→ **WHAT YOU HAVE TO DO**
Transcribe all of the material below word for word and leave out its pictures.

→ **Data extracted from a collection**
::::::::

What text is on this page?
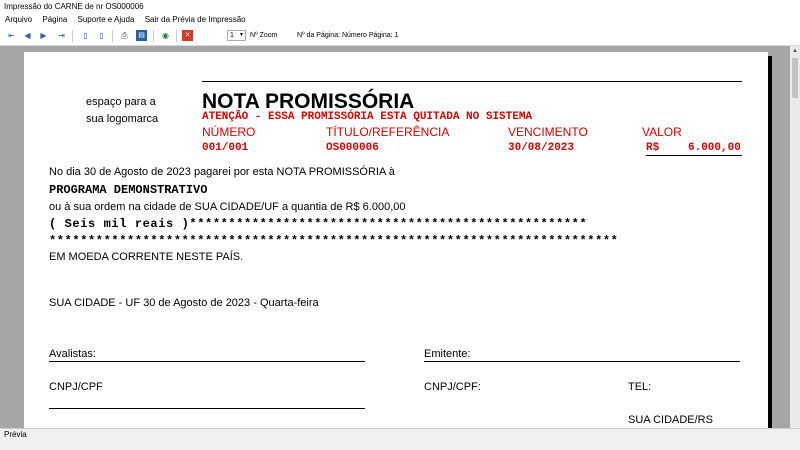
Impressão do CARNE de nr OS000006
Arquivo Página Suporte e Ajuda Sair da Prévia de Impressão
⇤	◀	▶	⇥	▯	▯	⎙	▤ ◉	✕	1 ▼ Nº Zoom	Nº da Página: Número Página: 1
espaço para a
sua logomarca
NOTA PROMISSÓRIA
ATENÇÃO - ESSA PROMISSÓRIA ESTA QUITADA NO SISTEMA
NÚMERO	TÍTULO/REFERÊNCIA	VENCIMENTO	VALOR
001/001	OS000006	30/08/2023	R$	6.000,00
No dia 30 de Agosto de 2023 pagarei por esta NOTA PROMISSÓRIA à
PROGRAMA DEMONSTRATIVO
ou à sua ordem na cidade de SUA CIDADE/UF a quantia de R$ 6.000,00
( Seis mil reais )***************************************************
*************************************************************************
EM MOEDA CORRENTE NESTE PAÍS.
SUA CIDADE - UF 30 de Agosto de 2023 - Quarta-feira
Avalistas:	Emitente:
CNPJ/CPF	CNPJ/CPF:	TEL:
SUA CIDADE/RS
▲
Prévia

::::::::

→ **ANSWER TO THE EXERCISE**
What text is on this page?
Impressão do CARNE de nr OS000006
Arquivo Página Suporte e Ajuda Sair da Prévia de Impressão
⇤	◀	▶	⇥	▯	▯	⎙	▤ ◉	✕	1 ▼ Nº Zoom	Nº da Página: Número Página: 1
espaço para a
sua logomarca
NOTA PROMISSÓRIA
ATENÇÃO - ESSA PROMISSÓRIA ESTA QUITADA NO SISTEMA
NÚMERO	TÍTULO/REFERÊNCIA	VENCIMENTO	VALOR
001/001	OS000006	30/08/2023	R$	6.000,00
No dia 30 de Agosto de 2023 pagarei por esta NOTA PROMISSÓRIA à
PROGRAMA DEMONSTRATIVO
ou à sua ordem na cidade de SUA CIDADE/UF a quantia de R$ 6.000,00
( Seis mil reais )***************************************************
*************************************************************************
EM MOEDA CORRENTE NESTE PAÍS.
SUA CIDADE - UF 30 de Agosto de 2023 - Quarta-feira
Avalistas:	Emitente:
CNPJ/CPF	CNPJ/CPF:	TEL:
SUA CIDADE/RS
▲
Prévia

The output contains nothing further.